Input>
>> start
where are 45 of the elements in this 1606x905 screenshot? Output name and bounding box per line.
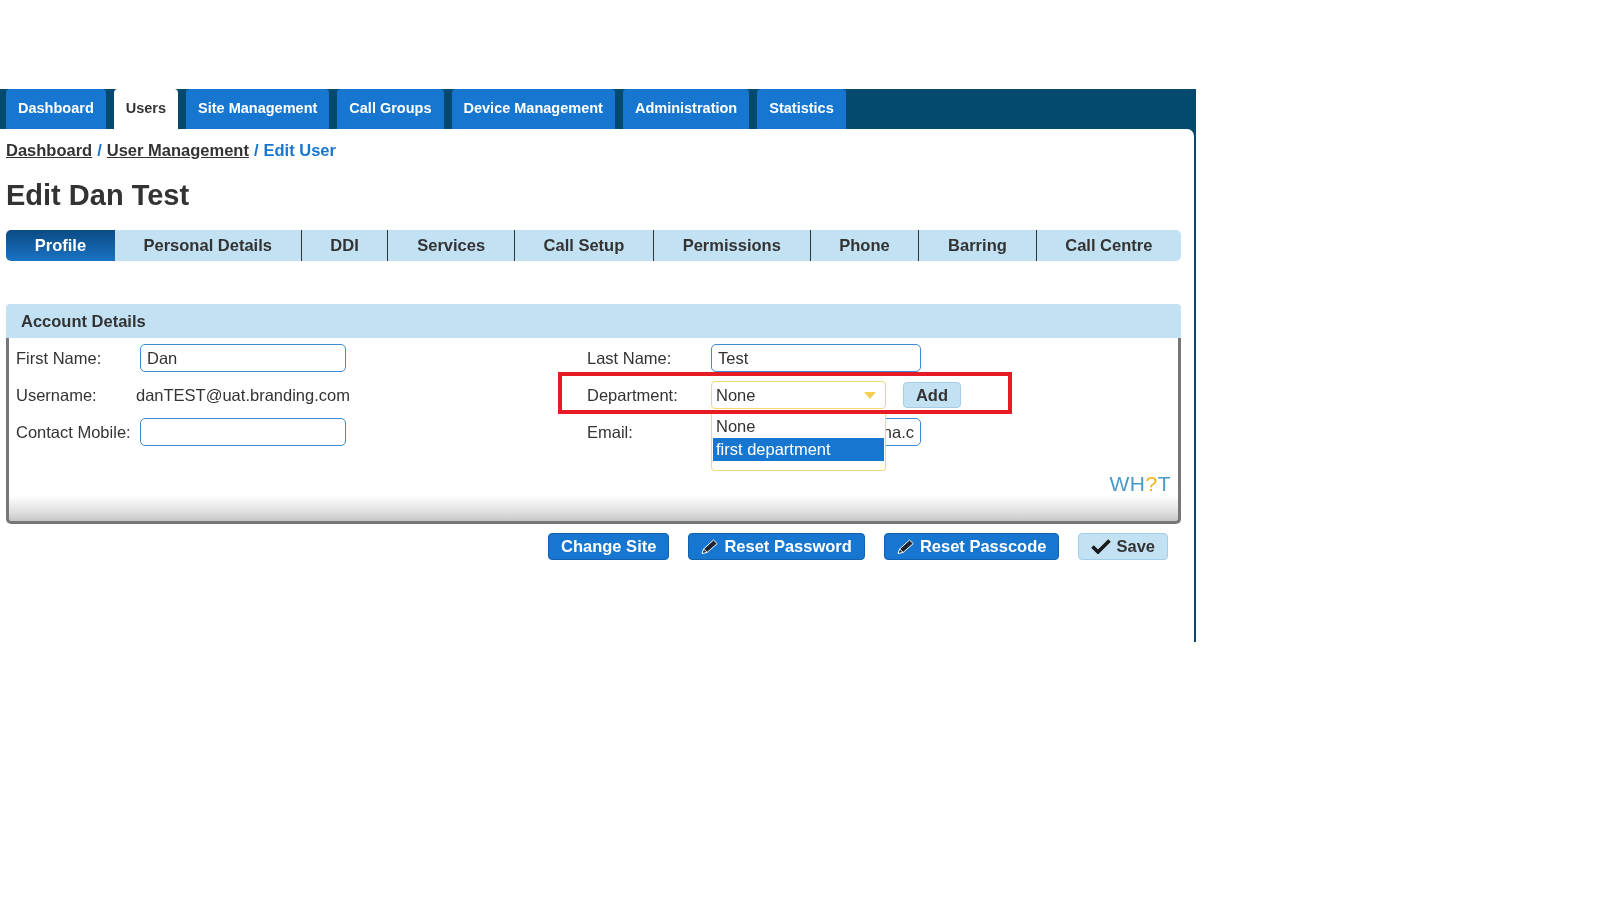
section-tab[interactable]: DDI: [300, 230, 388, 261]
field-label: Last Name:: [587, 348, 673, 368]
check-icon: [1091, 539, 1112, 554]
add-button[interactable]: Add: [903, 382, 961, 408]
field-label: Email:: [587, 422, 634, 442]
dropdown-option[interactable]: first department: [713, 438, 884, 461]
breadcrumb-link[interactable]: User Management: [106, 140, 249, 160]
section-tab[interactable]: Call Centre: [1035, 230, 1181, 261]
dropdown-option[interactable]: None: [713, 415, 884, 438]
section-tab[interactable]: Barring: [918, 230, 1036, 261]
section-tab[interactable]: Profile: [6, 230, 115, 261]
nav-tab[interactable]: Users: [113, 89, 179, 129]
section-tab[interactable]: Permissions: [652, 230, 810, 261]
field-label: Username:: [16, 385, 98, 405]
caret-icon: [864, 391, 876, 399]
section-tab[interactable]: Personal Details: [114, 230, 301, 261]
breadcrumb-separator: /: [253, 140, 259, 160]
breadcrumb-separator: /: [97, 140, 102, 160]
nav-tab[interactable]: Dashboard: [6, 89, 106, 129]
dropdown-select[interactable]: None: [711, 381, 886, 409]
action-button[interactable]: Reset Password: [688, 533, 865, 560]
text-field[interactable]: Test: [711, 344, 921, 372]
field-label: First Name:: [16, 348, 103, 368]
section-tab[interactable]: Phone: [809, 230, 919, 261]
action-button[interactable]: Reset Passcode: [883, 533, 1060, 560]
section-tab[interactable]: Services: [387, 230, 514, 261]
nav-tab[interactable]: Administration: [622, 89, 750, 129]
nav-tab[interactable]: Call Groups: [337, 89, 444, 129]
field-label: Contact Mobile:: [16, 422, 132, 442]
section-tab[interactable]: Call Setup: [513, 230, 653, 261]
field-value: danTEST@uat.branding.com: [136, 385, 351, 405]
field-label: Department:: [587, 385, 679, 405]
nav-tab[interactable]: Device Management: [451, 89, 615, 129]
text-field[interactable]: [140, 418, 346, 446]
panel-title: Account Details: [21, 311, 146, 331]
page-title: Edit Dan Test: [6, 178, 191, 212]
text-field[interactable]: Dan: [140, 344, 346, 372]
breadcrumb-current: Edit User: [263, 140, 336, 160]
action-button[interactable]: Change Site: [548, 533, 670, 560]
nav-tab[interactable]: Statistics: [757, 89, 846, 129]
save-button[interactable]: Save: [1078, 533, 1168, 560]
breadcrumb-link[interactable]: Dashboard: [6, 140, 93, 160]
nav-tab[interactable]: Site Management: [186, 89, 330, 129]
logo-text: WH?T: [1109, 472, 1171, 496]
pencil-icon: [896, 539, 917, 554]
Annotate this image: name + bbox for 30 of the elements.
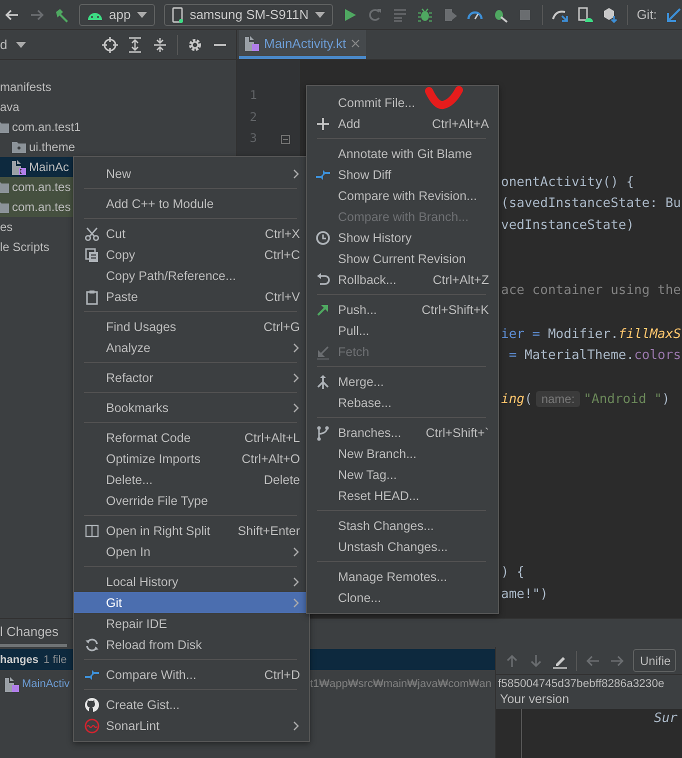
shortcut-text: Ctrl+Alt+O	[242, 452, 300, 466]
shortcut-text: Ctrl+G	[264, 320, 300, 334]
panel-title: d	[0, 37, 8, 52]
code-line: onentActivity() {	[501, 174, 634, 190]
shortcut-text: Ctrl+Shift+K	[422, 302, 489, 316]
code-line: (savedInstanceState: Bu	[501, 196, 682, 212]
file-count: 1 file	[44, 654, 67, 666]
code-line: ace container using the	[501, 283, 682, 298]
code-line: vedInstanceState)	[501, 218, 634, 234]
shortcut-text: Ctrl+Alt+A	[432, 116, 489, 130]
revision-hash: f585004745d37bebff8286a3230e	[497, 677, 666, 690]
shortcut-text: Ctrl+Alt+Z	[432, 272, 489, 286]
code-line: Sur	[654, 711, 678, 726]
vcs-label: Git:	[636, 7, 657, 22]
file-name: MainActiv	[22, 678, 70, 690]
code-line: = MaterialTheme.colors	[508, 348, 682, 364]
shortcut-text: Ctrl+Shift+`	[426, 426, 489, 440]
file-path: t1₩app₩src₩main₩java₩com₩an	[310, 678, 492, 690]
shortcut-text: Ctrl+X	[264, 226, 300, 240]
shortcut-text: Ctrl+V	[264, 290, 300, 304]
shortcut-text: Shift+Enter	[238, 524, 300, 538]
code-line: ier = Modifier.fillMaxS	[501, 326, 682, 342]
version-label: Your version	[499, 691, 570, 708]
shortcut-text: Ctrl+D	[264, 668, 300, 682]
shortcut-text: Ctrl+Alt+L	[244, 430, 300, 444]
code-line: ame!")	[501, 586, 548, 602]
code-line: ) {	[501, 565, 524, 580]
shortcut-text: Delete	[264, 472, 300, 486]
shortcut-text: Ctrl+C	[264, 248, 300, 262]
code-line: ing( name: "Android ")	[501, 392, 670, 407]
>> end
>> start
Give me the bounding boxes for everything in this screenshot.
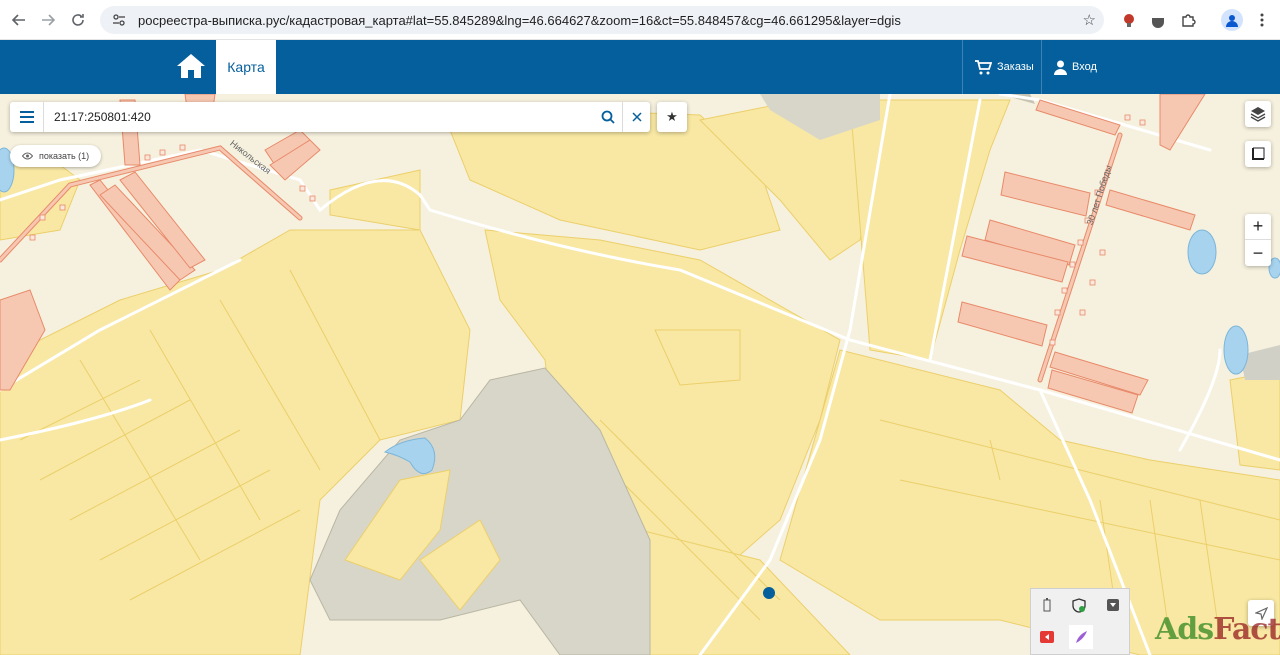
>> end
>> start
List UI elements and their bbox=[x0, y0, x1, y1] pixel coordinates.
>> end
Exercise directions>
Put the lines from the line that has "where are 45" through the line that has "section-tab[interactable]: Call Setup: [513, 230, 653, 261]", both included, into a JSON list of strings with one string per line and no blank lines. Leave the pictures out of the answer.

The completed task>
[
  "where are 45 of the elements in this 1606x905 screenshot? Output name and bounding box per line.",
  "section-tab[interactable]: DDI: [300, 230, 388, 261]",
  "field-label: Last Name:: [587, 348, 673, 368]",
  "check-icon: [1091, 539, 1112, 554]",
  "add-button[interactable]: Add: [903, 382, 961, 408]",
  "field-label: Email:: [587, 422, 634, 442]",
  "dropdown-option[interactable]: first department: [713, 438, 884, 461]",
  "breadcrumb-link[interactable]: User Management: [106, 140, 249, 160]",
  "section-tab[interactable]: Call Centre: [1035, 230, 1181, 261]",
  "dropdown-option[interactable]: None: [713, 415, 884, 438]",
  "section-tab[interactable]: Barring: [918, 230, 1036, 261]",
  "section-tab[interactable]: Profile: [6, 230, 115, 261]",
  "nav-tab[interactable]: Users: [113, 89, 179, 129]",
  "section-tab[interactable]: Permissions: [652, 230, 810, 261]",
  "field-label: Username:: [16, 385, 98, 405]",
  "caret-icon: [864, 391, 876, 399]",
  "section-tab[interactable]: Personal Details: [114, 230, 301, 261]",
  "breadcrumb-separator: /: [253, 140, 259, 160]",
  "breadcrumb-separator: /: [97, 140, 102, 160]",
  "nav-tab[interactable]: Dashboard: [6, 89, 106, 129]",
  "dropdown-select[interactable]: None: [711, 381, 886, 409]",
  "action-button[interactable]: Reset Password: [688, 533, 865, 560]",
  "text-field[interactable]: Test: [711, 344, 921, 372]",
  "field-label: First Name:: [16, 348, 103, 368]",
  "section-tab[interactable]: Phone: [809, 230, 919, 261]",
  "action-button[interactable]: Reset Passcode: [883, 533, 1060, 560]",
  "section-tab[interactable]: Services: [387, 230, 514, 261]",
  "nav-tab[interactable]: Administration: [622, 89, 750, 129]",
  "nav-tab[interactable]: Call Groups: [337, 89, 444, 129]",
  "field-label: Contact Mobile:: [16, 422, 132, 442]",
  "section-tab[interactable]: Call Setup: [513, 230, 653, 261]"
]